'''

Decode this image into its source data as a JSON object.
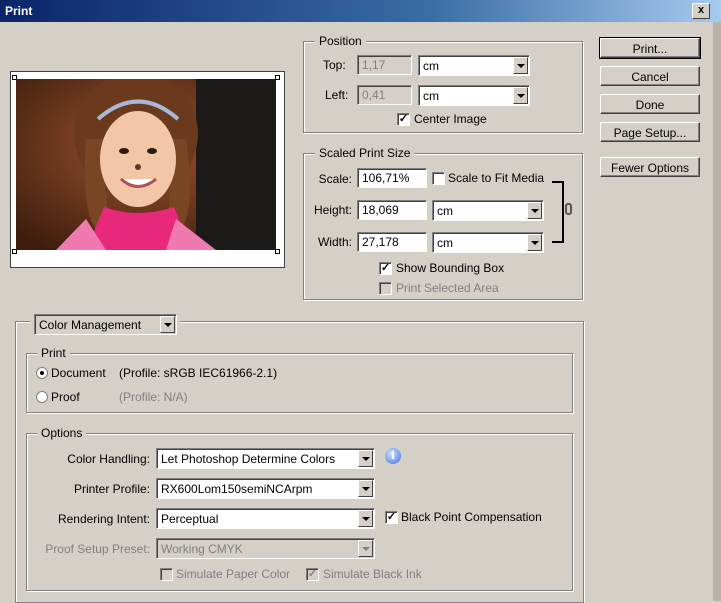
{
  "window": {
    "title": "Print",
    "close_glyph": "x"
  },
  "buttons": {
    "print": "Print...",
    "cancel": "Cancel",
    "done": "Done",
    "page_setup": "Page Setup...",
    "fewer_options": "Fewer Options"
  },
  "position": {
    "legend": "Position",
    "top_label": "Top:",
    "top_value": "1,17",
    "top_unit": "cm",
    "left_label": "Left:",
    "left_value": "0,41",
    "left_unit": "cm",
    "center_image_label": "Center Image",
    "center_image_checked": true
  },
  "scaled": {
    "legend": "Scaled Print Size",
    "scale_label": "Scale:",
    "scale_value": "106,71%",
    "fit_media_label": "Scale to Fit Media",
    "height_label": "Height:",
    "height_value": "18,069",
    "height_unit": "cm",
    "width_label": "Width:",
    "width_value": "27,178",
    "width_unit": "cm",
    "show_bounding_box_label": "Show Bounding Box",
    "show_bounding_box_checked": true,
    "print_selected_area_label": "Print Selected Area"
  },
  "color_mgmt": {
    "dropdown": "Color Management",
    "print_legend": "Print",
    "document_label": "Document",
    "document_profile": "(Profile: sRGB IEC61966-2.1)",
    "proof_label": "Proof",
    "proof_profile": "(Profile: N/A)",
    "options_legend": "Options",
    "color_handling_label": "Color Handling:",
    "color_handling_value": "Let Photoshop Determine Colors",
    "printer_profile_label": "Printer Profile:",
    "printer_profile_value": "RX600Lom150semiNCArpm",
    "rendering_intent_label": "Rendering Intent:",
    "rendering_intent_value": "Perceptual",
    "black_point_label": "Black Point Compensation",
    "proof_setup_label": "Proof Setup Preset:",
    "proof_setup_value": "Working CMYK",
    "simulate_paper_label": "Simulate Paper Color",
    "simulate_ink_label": "Simulate Black Ink",
    "info_glyph": "i"
  },
  "colors": {
    "dialog_bg": "#d4d0c8",
    "title_bar": "#0a246a",
    "sweater": "#e8287a"
  }
}
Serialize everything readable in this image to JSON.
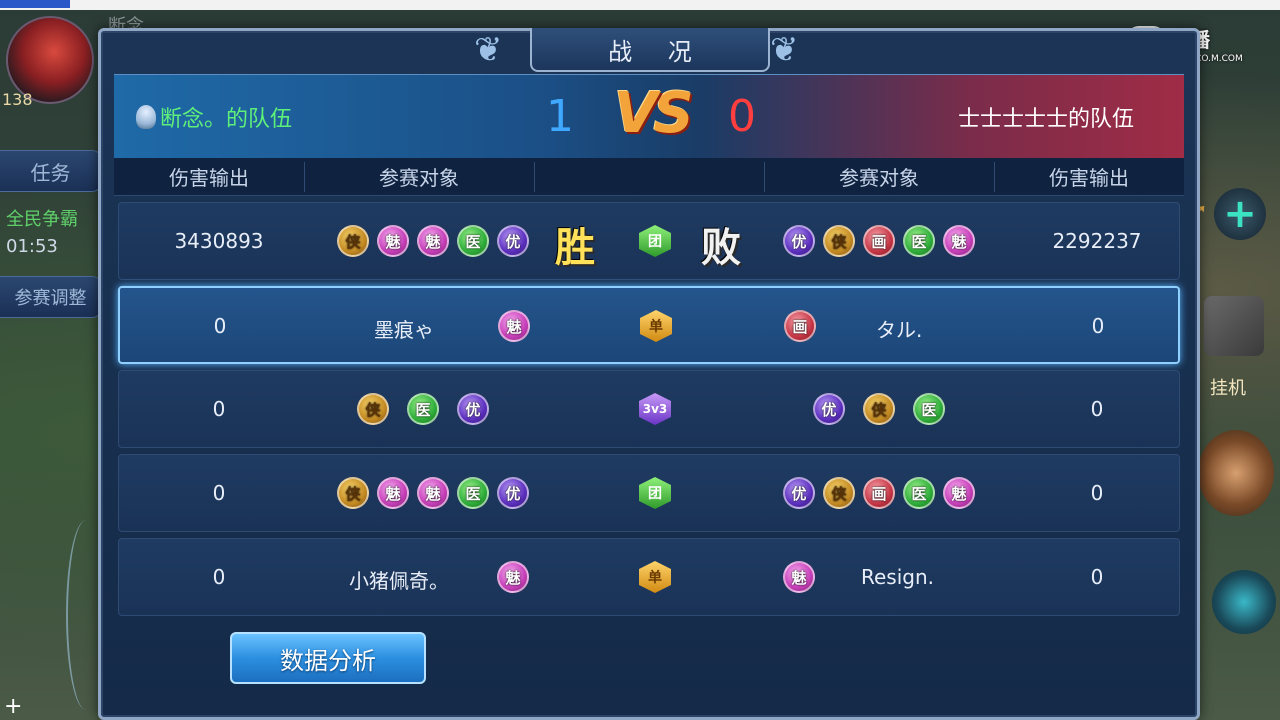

'''

* **Requirements**
Each line of the material must be retyped exactly, except that images are omitted.

* **Finished task**
Decode this image into its source data as a JSON object.
{
  "window": {
    "title": "Print",
    "close_glyph": "x"
  },
  "buttons": {
    "print": "Print...",
    "cancel": "Cancel",
    "done": "Done",
    "page_setup": "Page Setup...",
    "fewer_options": "Fewer Options"
  },
  "position": {
    "legend": "Position",
    "top_label": "Top:",
    "top_value": "1,17",
    "top_unit": "cm",
    "left_label": "Left:",
    "left_value": "0,41",
    "left_unit": "cm",
    "center_image_label": "Center Image",
    "center_image_checked": true
  },
  "scaled": {
    "legend": "Scaled Print Size",
    "scale_label": "Scale:",
    "scale_value": "106,71%",
    "fit_media_label": "Scale to Fit Media",
    "height_label": "Height:",
    "height_value": "18,069",
    "height_unit": "cm",
    "width_label": "Width:",
    "width_value": "27,178",
    "width_unit": "cm",
    "show_bounding_box_label": "Show Bounding Box",
    "show_bounding_box_checked": true,
    "print_selected_area_label": "Print Selected Area"
  },
  "color_mgmt": {
    "dropdown": "Color Management",
    "print_legend": "Print",
    "document_label": "Document",
    "document_profile": "(Profile: sRGB IEC61966-2.1)",
    "proof_label": "Proof",
    "proof_profile": "(Profile: N/A)",
    "options_legend": "Options",
    "color_handling_label": "Color Handling:",
    "color_handling_value": "Let Photoshop Determine Colors",
    "printer_profile_label": "Printer Profile:",
    "printer_profile_value": "RX600Lom150semiNCArpm",
    "rendering_intent_label": "Rendering Intent:",
    "rendering_intent_value": "Perceptual",
    "black_point_label": "Black Point Compensation",
    "proof_setup_label": "Proof Setup Preset:",
    "proof_setup_value": "Working CMYK",
    "simulate_paper_label": "Simulate Paper Color",
    "simulate_ink_label": "Simulate Black Ink",
    "info_glyph": "i"
  },
  "colors": {
    "dialog_bg": "#d4d0c8",
    "title_bar": "#0a246a",
    "sweater": "#e8287a"
  }
}
Serialize everything readable in this image to JSON.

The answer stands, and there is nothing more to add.